[EXERCISE PROMPT]: Tally up the lines carrying the string "order" and respond with only the resulting number.

Records from a data source:
○ ○ ○ ○ ○
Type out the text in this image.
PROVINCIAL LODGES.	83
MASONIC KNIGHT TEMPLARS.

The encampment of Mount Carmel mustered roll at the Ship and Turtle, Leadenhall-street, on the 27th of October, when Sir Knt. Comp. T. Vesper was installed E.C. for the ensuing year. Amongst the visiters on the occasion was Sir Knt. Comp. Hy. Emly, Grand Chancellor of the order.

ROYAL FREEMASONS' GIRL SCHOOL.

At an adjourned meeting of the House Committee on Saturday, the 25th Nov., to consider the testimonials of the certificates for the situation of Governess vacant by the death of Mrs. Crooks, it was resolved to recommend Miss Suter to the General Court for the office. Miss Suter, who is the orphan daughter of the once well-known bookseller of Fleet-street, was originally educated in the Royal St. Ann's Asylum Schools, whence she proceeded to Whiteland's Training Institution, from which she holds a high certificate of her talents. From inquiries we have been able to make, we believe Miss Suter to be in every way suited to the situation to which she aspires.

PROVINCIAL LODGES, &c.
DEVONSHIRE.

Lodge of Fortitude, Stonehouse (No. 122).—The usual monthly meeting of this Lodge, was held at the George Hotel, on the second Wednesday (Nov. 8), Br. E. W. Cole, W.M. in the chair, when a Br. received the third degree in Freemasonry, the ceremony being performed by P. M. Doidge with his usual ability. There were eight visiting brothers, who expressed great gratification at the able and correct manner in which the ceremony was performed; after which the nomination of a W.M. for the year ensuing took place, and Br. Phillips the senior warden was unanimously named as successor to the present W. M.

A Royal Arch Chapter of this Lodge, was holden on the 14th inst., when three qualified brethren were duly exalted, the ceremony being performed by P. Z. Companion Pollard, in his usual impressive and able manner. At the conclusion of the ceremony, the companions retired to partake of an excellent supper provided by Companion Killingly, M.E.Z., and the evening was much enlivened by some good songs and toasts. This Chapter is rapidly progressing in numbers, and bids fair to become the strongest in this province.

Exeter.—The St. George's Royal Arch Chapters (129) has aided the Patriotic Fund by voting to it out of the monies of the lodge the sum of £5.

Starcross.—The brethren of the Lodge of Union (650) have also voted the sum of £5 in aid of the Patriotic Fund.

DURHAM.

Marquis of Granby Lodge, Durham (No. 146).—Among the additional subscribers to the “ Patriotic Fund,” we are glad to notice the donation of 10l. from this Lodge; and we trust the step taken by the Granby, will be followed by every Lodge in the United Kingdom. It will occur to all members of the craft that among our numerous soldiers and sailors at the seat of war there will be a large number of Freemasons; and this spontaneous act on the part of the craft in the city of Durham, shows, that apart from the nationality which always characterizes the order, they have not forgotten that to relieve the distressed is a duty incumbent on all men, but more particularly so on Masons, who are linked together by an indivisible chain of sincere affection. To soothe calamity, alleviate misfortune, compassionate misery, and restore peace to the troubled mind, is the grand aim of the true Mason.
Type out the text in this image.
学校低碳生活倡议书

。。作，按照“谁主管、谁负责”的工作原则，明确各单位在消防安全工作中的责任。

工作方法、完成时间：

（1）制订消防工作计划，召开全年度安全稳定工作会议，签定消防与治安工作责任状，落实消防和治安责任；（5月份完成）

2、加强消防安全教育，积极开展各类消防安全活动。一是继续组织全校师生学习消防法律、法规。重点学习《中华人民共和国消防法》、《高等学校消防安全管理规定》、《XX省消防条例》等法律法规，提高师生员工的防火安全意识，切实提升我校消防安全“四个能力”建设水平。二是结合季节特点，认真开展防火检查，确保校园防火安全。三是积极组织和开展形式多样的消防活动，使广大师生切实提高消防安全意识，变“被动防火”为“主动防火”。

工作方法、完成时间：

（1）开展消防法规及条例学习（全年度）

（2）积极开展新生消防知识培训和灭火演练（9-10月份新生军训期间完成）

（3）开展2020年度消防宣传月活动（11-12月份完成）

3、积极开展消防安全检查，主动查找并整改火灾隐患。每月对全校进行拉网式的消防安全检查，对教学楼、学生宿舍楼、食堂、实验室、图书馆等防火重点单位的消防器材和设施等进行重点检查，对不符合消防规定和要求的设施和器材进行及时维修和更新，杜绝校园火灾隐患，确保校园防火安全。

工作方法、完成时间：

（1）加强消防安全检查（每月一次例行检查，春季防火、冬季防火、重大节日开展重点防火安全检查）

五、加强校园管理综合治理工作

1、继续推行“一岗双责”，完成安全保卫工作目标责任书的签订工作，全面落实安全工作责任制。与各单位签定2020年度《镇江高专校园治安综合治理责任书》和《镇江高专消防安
○ ○ ○ ○ ○
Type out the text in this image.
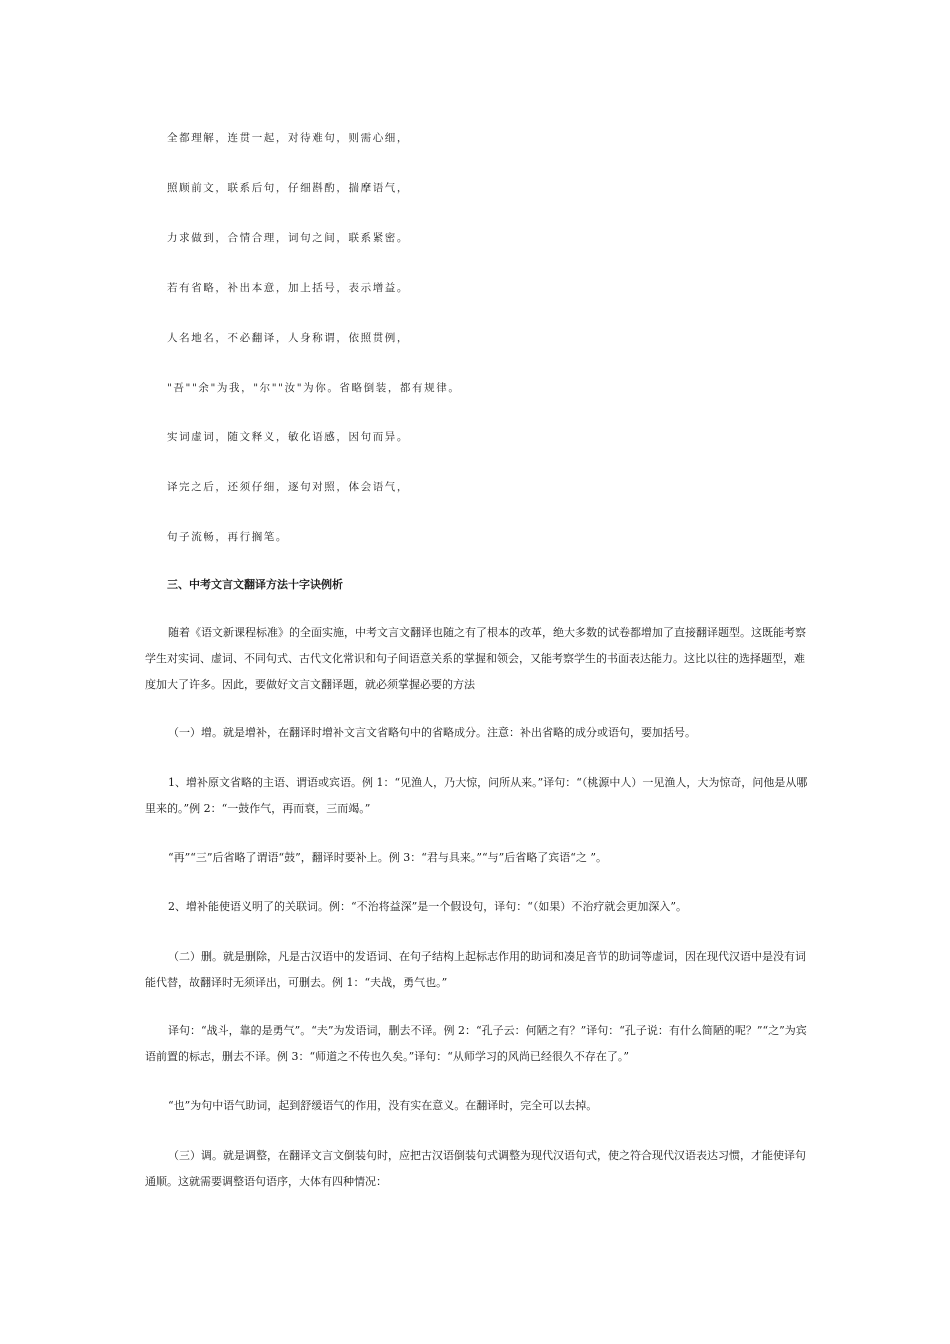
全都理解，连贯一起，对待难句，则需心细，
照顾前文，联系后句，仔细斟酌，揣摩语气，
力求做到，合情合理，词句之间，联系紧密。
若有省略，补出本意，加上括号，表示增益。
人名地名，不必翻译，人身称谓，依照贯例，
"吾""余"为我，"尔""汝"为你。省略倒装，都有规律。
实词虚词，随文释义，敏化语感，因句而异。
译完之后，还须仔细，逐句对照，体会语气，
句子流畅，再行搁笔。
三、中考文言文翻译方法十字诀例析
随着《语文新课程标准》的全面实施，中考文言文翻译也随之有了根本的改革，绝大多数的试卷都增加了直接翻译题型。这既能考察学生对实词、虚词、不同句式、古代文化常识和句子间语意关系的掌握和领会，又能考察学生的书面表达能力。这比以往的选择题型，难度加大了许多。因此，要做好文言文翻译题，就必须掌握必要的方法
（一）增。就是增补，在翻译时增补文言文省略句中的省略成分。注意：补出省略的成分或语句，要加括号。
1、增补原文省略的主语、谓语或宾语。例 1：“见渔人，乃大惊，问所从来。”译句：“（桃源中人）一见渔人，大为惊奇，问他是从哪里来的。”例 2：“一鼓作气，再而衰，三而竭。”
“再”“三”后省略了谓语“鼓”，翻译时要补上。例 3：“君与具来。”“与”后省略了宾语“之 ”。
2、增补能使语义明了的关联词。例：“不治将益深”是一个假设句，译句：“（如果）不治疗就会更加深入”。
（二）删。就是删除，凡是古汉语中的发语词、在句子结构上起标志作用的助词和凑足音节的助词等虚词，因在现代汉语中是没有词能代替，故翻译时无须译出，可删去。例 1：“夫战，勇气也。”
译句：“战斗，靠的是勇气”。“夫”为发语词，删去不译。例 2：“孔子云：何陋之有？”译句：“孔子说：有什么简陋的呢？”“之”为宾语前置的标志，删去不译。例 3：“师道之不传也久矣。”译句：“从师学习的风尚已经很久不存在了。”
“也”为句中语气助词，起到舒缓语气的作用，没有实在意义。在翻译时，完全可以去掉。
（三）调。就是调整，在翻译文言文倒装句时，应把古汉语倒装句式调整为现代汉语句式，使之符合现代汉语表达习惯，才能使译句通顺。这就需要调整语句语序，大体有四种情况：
○ ○ ○ ○ ○
[SOLVED PROBLEM]: 2